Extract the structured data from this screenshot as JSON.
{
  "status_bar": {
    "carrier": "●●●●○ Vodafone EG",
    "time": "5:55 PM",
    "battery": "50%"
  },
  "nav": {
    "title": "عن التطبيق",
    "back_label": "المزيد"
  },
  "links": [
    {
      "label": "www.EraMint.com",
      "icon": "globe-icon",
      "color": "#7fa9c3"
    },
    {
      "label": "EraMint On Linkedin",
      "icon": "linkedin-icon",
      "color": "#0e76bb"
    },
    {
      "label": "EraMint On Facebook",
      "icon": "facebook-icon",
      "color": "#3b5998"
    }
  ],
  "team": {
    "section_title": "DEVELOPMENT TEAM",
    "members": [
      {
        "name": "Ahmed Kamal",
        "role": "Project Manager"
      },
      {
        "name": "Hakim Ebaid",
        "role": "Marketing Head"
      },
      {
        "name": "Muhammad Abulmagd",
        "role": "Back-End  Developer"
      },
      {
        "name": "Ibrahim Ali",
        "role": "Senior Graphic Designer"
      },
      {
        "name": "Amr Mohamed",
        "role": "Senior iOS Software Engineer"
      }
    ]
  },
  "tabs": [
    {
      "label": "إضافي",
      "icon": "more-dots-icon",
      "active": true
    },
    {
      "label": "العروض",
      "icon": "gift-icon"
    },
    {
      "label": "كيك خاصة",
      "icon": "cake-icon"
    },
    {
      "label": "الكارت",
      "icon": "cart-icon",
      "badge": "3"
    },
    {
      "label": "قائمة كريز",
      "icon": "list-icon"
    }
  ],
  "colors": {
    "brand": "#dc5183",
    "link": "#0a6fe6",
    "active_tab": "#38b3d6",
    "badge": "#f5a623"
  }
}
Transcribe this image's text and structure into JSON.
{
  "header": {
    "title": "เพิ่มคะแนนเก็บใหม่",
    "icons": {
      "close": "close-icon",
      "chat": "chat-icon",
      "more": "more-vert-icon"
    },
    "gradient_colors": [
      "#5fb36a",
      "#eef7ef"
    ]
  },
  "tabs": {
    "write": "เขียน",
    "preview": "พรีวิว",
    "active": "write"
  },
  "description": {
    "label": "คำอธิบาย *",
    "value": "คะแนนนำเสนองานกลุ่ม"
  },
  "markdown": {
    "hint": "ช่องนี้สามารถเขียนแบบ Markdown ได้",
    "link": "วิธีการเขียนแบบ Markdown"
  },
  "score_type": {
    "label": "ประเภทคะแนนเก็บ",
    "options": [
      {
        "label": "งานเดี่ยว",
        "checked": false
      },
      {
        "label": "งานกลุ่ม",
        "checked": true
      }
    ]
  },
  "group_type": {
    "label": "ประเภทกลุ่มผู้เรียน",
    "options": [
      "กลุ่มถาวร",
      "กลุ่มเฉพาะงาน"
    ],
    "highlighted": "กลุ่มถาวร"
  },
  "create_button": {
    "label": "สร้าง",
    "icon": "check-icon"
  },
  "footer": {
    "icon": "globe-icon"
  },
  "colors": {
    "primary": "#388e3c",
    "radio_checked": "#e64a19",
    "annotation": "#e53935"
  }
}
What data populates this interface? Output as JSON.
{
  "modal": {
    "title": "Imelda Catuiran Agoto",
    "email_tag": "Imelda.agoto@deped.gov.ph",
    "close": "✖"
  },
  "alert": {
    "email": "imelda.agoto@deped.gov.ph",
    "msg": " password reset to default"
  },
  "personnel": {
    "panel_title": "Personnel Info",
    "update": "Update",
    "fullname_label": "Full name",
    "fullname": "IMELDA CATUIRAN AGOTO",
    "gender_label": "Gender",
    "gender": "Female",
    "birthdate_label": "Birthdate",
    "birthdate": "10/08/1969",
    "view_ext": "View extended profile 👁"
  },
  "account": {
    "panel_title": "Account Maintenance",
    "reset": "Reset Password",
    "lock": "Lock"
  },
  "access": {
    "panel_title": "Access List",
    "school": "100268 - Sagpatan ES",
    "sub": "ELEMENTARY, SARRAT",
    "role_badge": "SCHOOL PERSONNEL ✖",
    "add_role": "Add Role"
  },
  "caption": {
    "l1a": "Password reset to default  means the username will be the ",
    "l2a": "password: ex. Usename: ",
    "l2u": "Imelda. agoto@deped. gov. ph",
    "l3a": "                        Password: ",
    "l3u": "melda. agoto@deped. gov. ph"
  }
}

______________________________

PROMPT
Exactly as shown above, return every record.

SOLUTION TO THIS EXERCISE
Extract the structured data from this screenshot as JSON.
{
  "status_bar": {
    "carrier": "●●●●○ Vodafone EG",
    "time": "5:55 PM",
    "battery": "50%"
  },
  "nav": {
    "title": "عن التطبيق",
    "back_label": "المزيد"
  },
  "links": [
    {
      "label": "www.EraMint.com",
      "icon": "globe-icon",
      "color": "#7fa9c3"
    },
    {
      "label": "EraMint On Linkedin",
      "icon": "linkedin-icon",
      "color": "#0e76bb"
    },
    {
      "label": "EraMint On Facebook",
      "icon": "facebook-icon",
      "color": "#3b5998"
    }
  ],
  "team": {
    "section_title": "DEVELOPMENT TEAM",
    "members": [
      {
        "name": "Ahmed Kamal",
        "role": "Project Manager"
      },
      {
        "name": "Hakim Ebaid",
        "role": "Marketing Head"
      },
      {
        "name": "Muhammad Abulmagd",
        "role": "Back-End  Developer"
      },
      {
        "name": "Ibrahim Ali",
        "role": "Senior Graphic Designer"
      },
      {
        "name": "Amr Mohamed",
        "role": "Senior iOS Software Engineer"
      }
    ]
  },
  "tabs": [
    {
      "label": "إضافي",
      "icon": "more-dots-icon",
      "active": true
    },
    {
      "label": "العروض",
      "icon": "gift-icon"
    },
    {
      "label": "كيك خاصة",
      "icon": "cake-icon"
    },
    {
      "label": "الكارت",
      "icon": "cart-icon",
      "badge": "3"
    },
    {
      "label": "قائمة كريز",
      "icon": "list-icon"
    }
  ],
  "colors": {
    "brand": "#dc5183",
    "link": "#0a6fe6",
    "active_tab": "#38b3d6",
    "badge": "#f5a623"
  }
}
Transcribe this image's text and structure into JSON.
{
  "header": {
    "title": "เพิ่มคะแนนเก็บใหม่",
    "icons": {
      "close": "close-icon",
      "chat": "chat-icon",
      "more": "more-vert-icon"
    },
    "gradient_colors": [
      "#5fb36a",
      "#eef7ef"
    ]
  },
  "tabs": {
    "write": "เขียน",
    "preview": "พรีวิว",
    "active": "write"
  },
  "description": {
    "label": "คำอธิบาย *",
    "value": "คะแนนนำเสนองานกลุ่ม"
  },
  "markdown": {
    "hint": "ช่องนี้สามารถเขียนแบบ Markdown ได้",
    "link": "วิธีการเขียนแบบ Markdown"
  },
  "score_type": {
    "label": "ประเภทคะแนนเก็บ",
    "options": [
      {
        "label": "งานเดี่ยว",
        "checked": false
      },
      {
        "label": "งานกลุ่ม",
        "checked": true
      }
    ]
  },
  "group_type": {
    "label": "ประเภทกลุ่มผู้เรียน",
    "options": [
      "กลุ่มถาวร",
      "กลุ่มเฉพาะงาน"
    ],
    "highlighted": "กลุ่มถาวร"
  },
  "create_button": {
    "label": "สร้าง",
    "icon": "check-icon"
  },
  "footer": {
    "icon": "globe-icon"
  },
  "colors": {
    "primary": "#388e3c",
    "radio_checked": "#e64a19",
    "annotation": "#e53935"
  }
}
What data populates this interface? Output as JSON.
{
  "modal": {
    "title": "Imelda Catuiran Agoto",
    "email_tag": "Imelda.agoto@deped.gov.ph",
    "close": "✖"
  },
  "alert": {
    "email": "imelda.agoto@deped.gov.ph",
    "msg": " password reset to default"
  },
  "personnel": {
    "panel_title": "Personnel Info",
    "update": "Update",
    "fullname_label": "Full name",
    "fullname": "IMELDA CATUIRAN AGOTO",
    "gender_label": "Gender",
    "gender": "Female",
    "birthdate_label": "Birthdate",
    "birthdate": "10/08/1969",
    "view_ext": "View extended profile 👁"
  },
  "account": {
    "panel_title": "Account Maintenance",
    "reset": "Reset Password",
    "lock": "Lock"
  },
  "access": {
    "panel_title": "Access List",
    "school": "100268 - Sagpatan ES",
    "sub": "ELEMENTARY, SARRAT",
    "role_badge": "SCHOOL PERSONNEL ✖",
    "add_role": "Add Role"
  },
  "caption": {
    "l1a": "Password reset to default  means the username will be the ",
    "l2a": "password: ex. Usename: ",
    "l2u": "Imelda. agoto@deped. gov. ph",
    "l3a": "                        Password: ",
    "l3u": "melda. agoto@deped. gov. ph"
  }
}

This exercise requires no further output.